## Problem statement
Give back every line exactly as it appears, pictures excluded.

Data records
.....
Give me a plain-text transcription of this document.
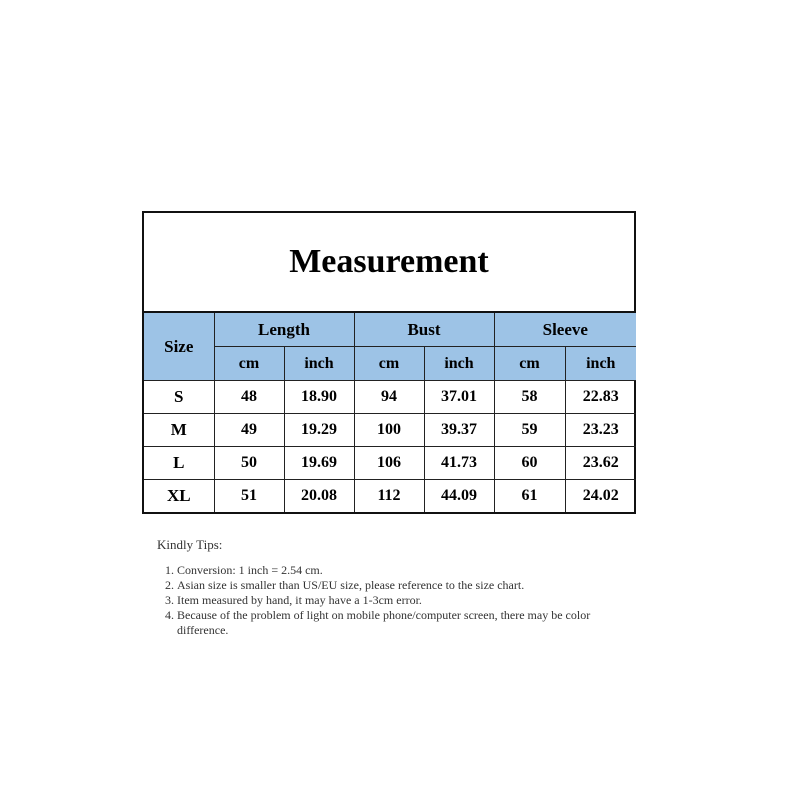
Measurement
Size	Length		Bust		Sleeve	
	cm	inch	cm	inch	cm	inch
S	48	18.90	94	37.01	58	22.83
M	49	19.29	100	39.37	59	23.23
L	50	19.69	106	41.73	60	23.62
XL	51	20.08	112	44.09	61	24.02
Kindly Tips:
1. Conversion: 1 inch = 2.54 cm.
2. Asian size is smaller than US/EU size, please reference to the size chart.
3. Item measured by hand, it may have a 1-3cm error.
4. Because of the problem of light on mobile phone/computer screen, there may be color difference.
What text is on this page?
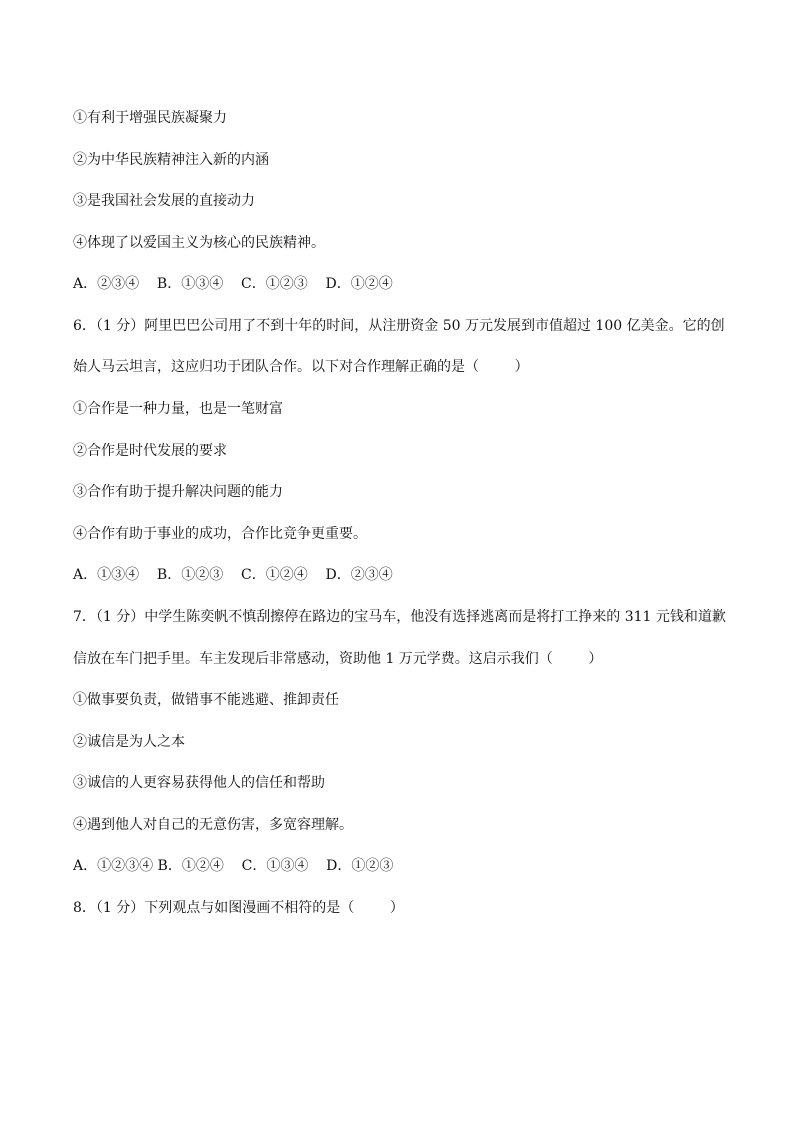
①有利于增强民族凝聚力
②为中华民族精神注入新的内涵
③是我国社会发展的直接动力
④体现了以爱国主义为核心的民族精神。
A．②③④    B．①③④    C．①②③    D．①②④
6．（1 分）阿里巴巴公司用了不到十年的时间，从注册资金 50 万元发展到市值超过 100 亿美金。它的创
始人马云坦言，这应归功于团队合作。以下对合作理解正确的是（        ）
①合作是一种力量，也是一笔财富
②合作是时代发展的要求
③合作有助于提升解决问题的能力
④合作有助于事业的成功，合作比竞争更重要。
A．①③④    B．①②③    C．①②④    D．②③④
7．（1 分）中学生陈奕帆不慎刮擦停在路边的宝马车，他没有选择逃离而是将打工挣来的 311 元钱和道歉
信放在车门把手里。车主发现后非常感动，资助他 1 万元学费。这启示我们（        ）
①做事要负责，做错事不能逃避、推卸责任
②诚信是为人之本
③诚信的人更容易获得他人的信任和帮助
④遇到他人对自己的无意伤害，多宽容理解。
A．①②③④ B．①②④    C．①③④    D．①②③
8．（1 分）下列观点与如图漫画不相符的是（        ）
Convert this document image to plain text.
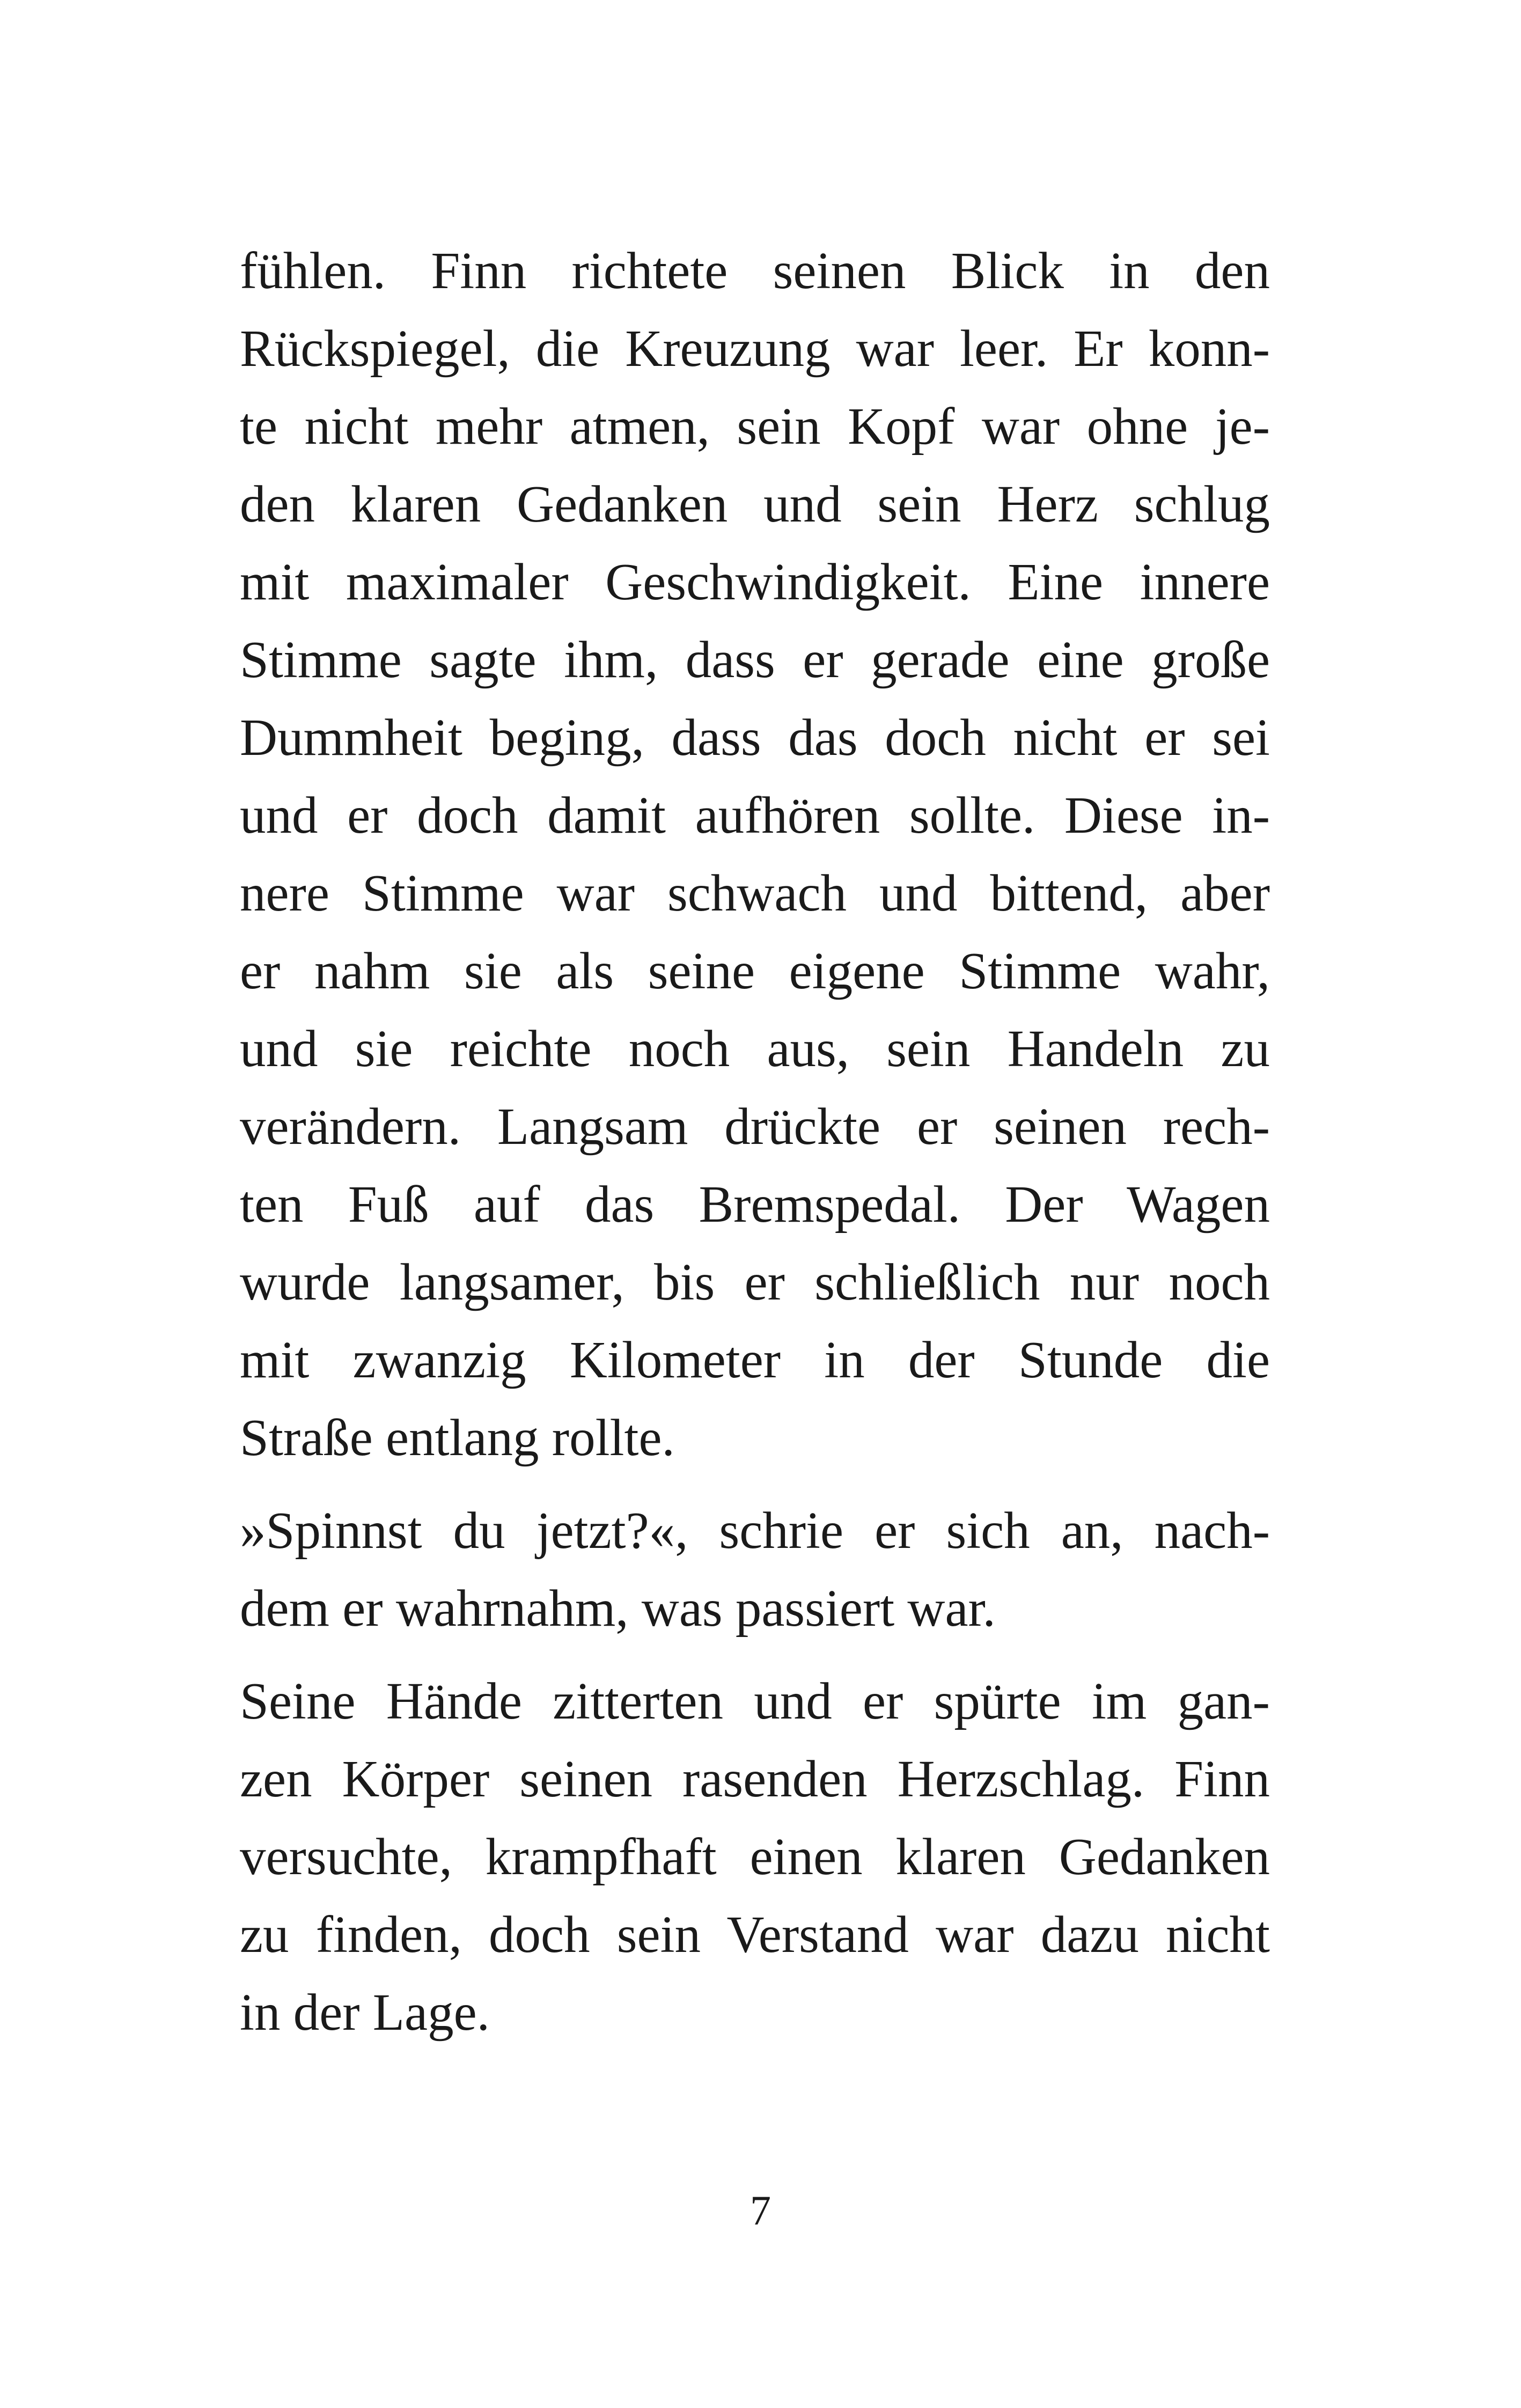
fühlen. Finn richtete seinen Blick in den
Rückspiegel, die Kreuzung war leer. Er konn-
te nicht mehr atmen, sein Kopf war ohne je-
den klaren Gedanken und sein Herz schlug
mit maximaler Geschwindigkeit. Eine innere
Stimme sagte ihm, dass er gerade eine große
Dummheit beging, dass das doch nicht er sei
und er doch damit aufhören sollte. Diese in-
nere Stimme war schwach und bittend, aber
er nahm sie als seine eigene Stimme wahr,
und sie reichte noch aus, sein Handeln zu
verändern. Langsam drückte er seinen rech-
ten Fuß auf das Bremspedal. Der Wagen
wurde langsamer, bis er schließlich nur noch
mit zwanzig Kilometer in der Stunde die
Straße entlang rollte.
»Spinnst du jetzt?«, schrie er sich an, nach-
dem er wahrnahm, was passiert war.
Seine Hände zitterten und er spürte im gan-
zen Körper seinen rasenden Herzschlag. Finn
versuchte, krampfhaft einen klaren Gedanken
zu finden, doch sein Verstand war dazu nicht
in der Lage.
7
.....
## Task output
Give me a plain-text transcription of this document.
Measurement
Size	Length		Bust		Sleeve	
	cm	inch	cm	inch	cm	inch
S	48	18.90	94	37.01	58	22.83
M	49	19.29	100	39.37	59	23.23
L	50	19.69	106	41.73	60	23.62
XL	51	20.08	112	44.09	61	24.02
Kindly Tips:
1. Conversion: 1 inch = 2.54 cm.
2. Asian size is smaller than US/EU size, please reference to the size chart.
3. Item measured by hand, it may have a 1-3cm error.
4. Because of the problem of light on mobile phone/computer screen, there may be color difference.
What text is on this page?
①有利于增强民族凝聚力
②为中华民族精神注入新的内涵
③是我国社会发展的直接动力
④体现了以爱国主义为核心的民族精神。
A．②③④    B．①③④    C．①②③    D．①②④
6．（1 分）阿里巴巴公司用了不到十年的时间，从注册资金 50 万元发展到市值超过 100 亿美金。它的创
始人马云坦言，这应归功于团队合作。以下对合作理解正确的是（        ）
①合作是一种力量，也是一笔财富
②合作是时代发展的要求
③合作有助于提升解决问题的能力
④合作有助于事业的成功，合作比竞争更重要。
A．①③④    B．①②③    C．①②④    D．②③④
7．（1 分）中学生陈奕帆不慎刮擦停在路边的宝马车，他没有选择逃离而是将打工挣来的 311 元钱和道歉
信放在车门把手里。车主发现后非常感动，资助他 1 万元学费。这启示我们（        ）
①做事要负责，做错事不能逃避、推卸责任
②诚信是为人之本
③诚信的人更容易获得他人的信任和帮助
④遇到他人对自己的无意伤害，多宽容理解。
A．①②③④ B．①②④    C．①③④    D．①②③
8．（1 分）下列观点与如图漫画不相符的是（        ）
Convert this document image to plain text.
fühlen. Finn richtete seinen Blick in den
Rückspiegel, die Kreuzung war leer. Er konn-
te nicht mehr atmen, sein Kopf war ohne je-
den klaren Gedanken und sein Herz schlug
mit maximaler Geschwindigkeit. Eine innere
Stimme sagte ihm, dass er gerade eine große
Dummheit beging, dass das doch nicht er sei
und er doch damit aufhören sollte. Diese in-
nere Stimme war schwach und bittend, aber
er nahm sie als seine eigene Stimme wahr,
und sie reichte noch aus, sein Handeln zu
verändern. Langsam drückte er seinen rech-
ten Fuß auf das Bremspedal. Der Wagen
wurde langsamer, bis er schließlich nur noch
mit zwanzig Kilometer in der Stunde die
Straße entlang rollte.
»Spinnst du jetzt?«, schrie er sich an, nach-
dem er wahrnahm, was passiert war.
Seine Hände zitterten und er spürte im gan-
zen Körper seinen rasenden Herzschlag. Finn
versuchte, krampfhaft einen klaren Gedanken
zu finden, doch sein Verstand war dazu nicht
in der Lage.
7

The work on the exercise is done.